§ **DIRECTION**:
Of the lines in the entries, how many hold the word "Inpatient"? Give that number alone.

§ **INFORMATION SHOWN**:
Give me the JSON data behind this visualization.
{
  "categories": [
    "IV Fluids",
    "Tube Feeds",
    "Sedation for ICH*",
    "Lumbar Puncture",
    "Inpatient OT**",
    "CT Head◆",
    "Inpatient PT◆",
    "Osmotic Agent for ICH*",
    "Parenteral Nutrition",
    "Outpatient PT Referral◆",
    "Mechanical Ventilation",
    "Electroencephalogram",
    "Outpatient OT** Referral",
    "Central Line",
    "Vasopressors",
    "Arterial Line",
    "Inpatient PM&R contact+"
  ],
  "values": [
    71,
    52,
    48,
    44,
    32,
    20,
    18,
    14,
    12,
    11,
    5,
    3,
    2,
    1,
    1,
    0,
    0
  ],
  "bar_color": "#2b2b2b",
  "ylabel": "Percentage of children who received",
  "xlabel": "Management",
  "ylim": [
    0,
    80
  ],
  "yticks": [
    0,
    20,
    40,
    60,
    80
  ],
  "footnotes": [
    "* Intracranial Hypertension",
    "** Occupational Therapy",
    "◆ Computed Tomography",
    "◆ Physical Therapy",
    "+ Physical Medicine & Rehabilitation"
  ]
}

§ **PROBLEM SOLUTION**:
3